## What you have to do
Copy out the records precisely, omitting pictures.

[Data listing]
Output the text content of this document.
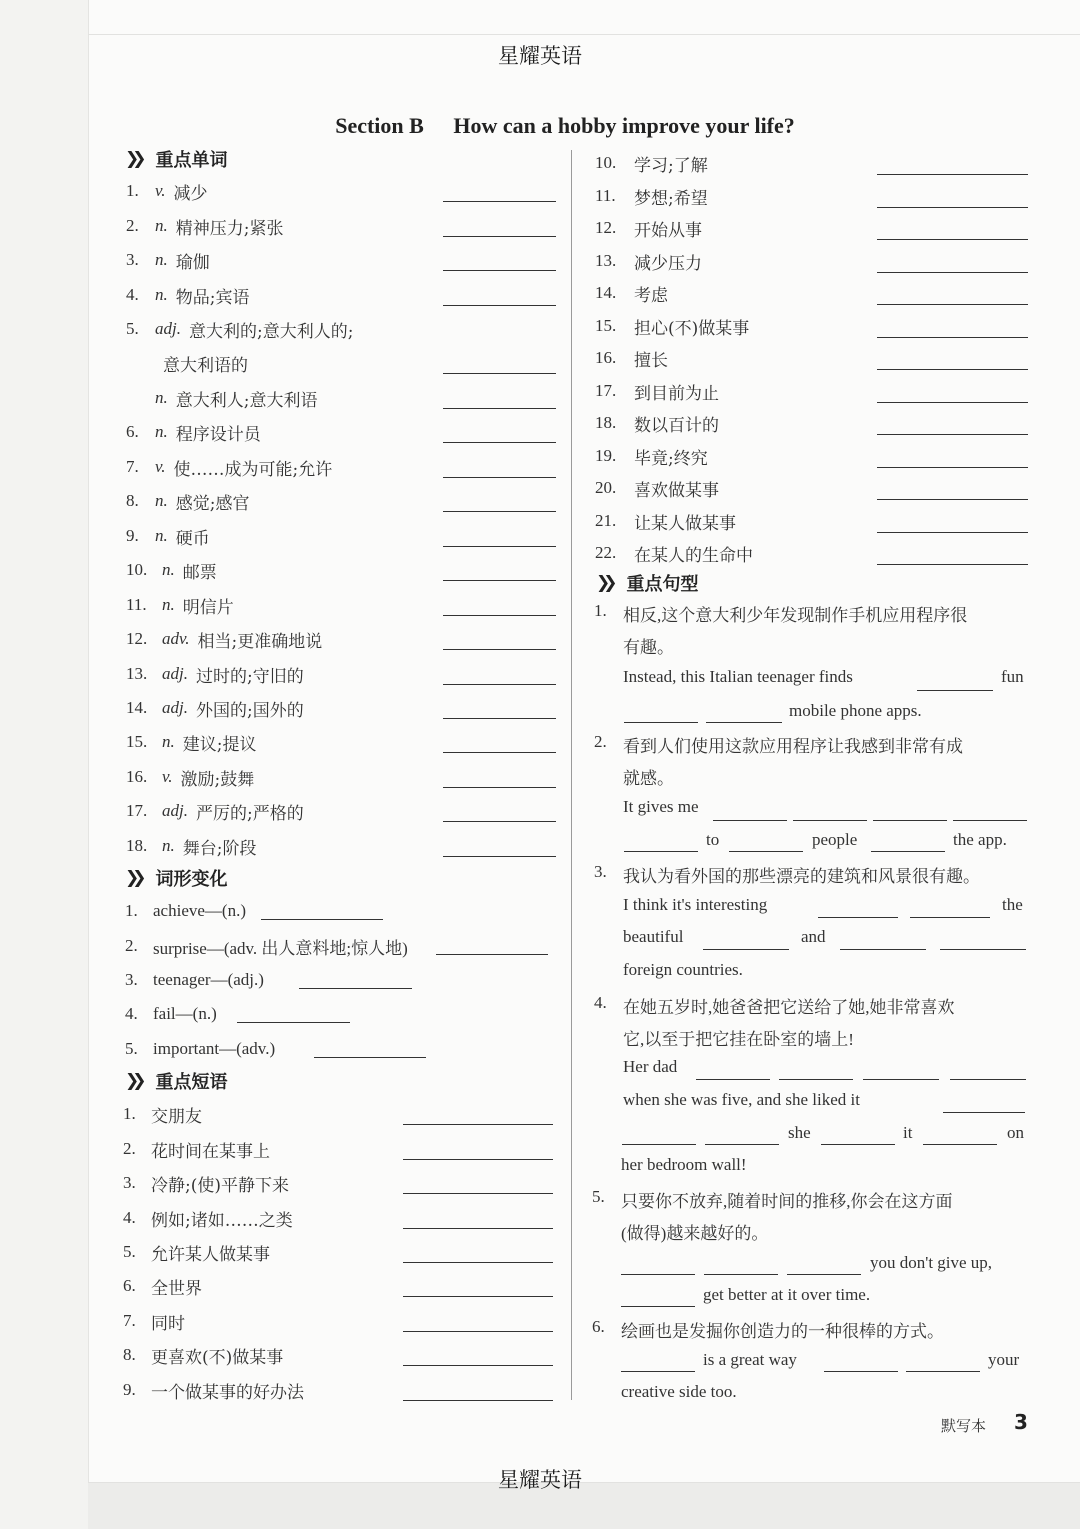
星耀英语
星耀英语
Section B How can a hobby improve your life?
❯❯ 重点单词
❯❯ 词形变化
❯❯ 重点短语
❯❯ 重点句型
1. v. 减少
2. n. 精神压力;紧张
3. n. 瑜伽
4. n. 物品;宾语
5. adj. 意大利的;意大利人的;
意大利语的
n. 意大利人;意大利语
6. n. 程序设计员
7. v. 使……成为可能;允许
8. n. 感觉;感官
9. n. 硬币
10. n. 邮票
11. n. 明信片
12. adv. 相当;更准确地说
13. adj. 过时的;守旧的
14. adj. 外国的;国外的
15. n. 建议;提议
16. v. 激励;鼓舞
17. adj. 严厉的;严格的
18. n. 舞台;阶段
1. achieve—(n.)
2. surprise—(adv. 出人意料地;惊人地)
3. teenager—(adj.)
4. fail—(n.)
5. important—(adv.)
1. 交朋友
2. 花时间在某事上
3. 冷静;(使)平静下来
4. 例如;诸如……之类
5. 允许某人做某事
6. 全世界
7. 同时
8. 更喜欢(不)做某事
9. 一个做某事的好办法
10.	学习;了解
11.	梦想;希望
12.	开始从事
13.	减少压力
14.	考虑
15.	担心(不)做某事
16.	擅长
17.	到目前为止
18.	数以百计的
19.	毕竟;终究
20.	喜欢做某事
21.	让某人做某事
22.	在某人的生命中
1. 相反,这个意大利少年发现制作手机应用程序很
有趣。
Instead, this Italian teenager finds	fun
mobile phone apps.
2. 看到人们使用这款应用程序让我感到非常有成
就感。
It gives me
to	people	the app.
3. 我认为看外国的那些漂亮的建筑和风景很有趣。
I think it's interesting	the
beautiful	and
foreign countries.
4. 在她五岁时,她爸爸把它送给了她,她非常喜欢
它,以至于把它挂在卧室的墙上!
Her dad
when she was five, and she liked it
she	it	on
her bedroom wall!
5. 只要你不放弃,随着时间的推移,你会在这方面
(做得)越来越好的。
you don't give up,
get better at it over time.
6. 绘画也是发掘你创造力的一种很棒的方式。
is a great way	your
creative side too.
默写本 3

## Solution below
Output the text content of this document.
星耀英语
星耀英语
Section B How can a hobby improve your life?
❯❯ 重点单词
❯❯ 词形变化
❯❯ 重点短语
❯❯ 重点句型
1. v. 减少
2. n. 精神压力;紧张
3. n. 瑜伽
4. n. 物品;宾语
5. adj. 意大利的;意大利人的;
意大利语的
n. 意大利人;意大利语
6. n. 程序设计员
7. v. 使……成为可能;允许
8. n. 感觉;感官
9. n. 硬币
10. n. 邮票
11. n. 明信片
12. adv. 相当;更准确地说
13. adj. 过时的;守旧的
14. adj. 外国的;国外的
15. n. 建议;提议
16. v. 激励;鼓舞
17. adj. 严厉的;严格的
18. n. 舞台;阶段
1. achieve—(n.)
2. surprise—(adv. 出人意料地;惊人地)
3. teenager—(adj.)
4. fail—(n.)
5. important—(adv.)
1. 交朋友
2. 花时间在某事上
3. 冷静;(使)平静下来
4. 例如;诸如……之类
5. 允许某人做某事
6. 全世界
7. 同时
8. 更喜欢(不)做某事
9. 一个做某事的好办法
10.	学习;了解
11.	梦想;希望
12.	开始从事
13.	减少压力
14.	考虑
15.	担心(不)做某事
16.	擅长
17.	到目前为止
18.	数以百计的
19.	毕竟;终究
20.	喜欢做某事
21.	让某人做某事
22.	在某人的生命中
1. 相反,这个意大利少年发现制作手机应用程序很
有趣。
Instead, this Italian teenager finds	fun
mobile phone apps.
2. 看到人们使用这款应用程序让我感到非常有成
就感。
It gives me
to	people	the app.
3. 我认为看外国的那些漂亮的建筑和风景很有趣。
I think it's interesting	the
beautiful	and
foreign countries.
4. 在她五岁时,她爸爸把它送给了她,她非常喜欢
它,以至于把它挂在卧室的墙上!
Her dad
when she was five, and she liked it
she	it	on
her bedroom wall!
5. 只要你不放弃,随着时间的推移,你会在这方面
(做得)越来越好的。
you don't give up,
get better at it over time.
6. 绘画也是发掘你创造力的一种很棒的方式。
is a great way	your
creative side too.
默写本 3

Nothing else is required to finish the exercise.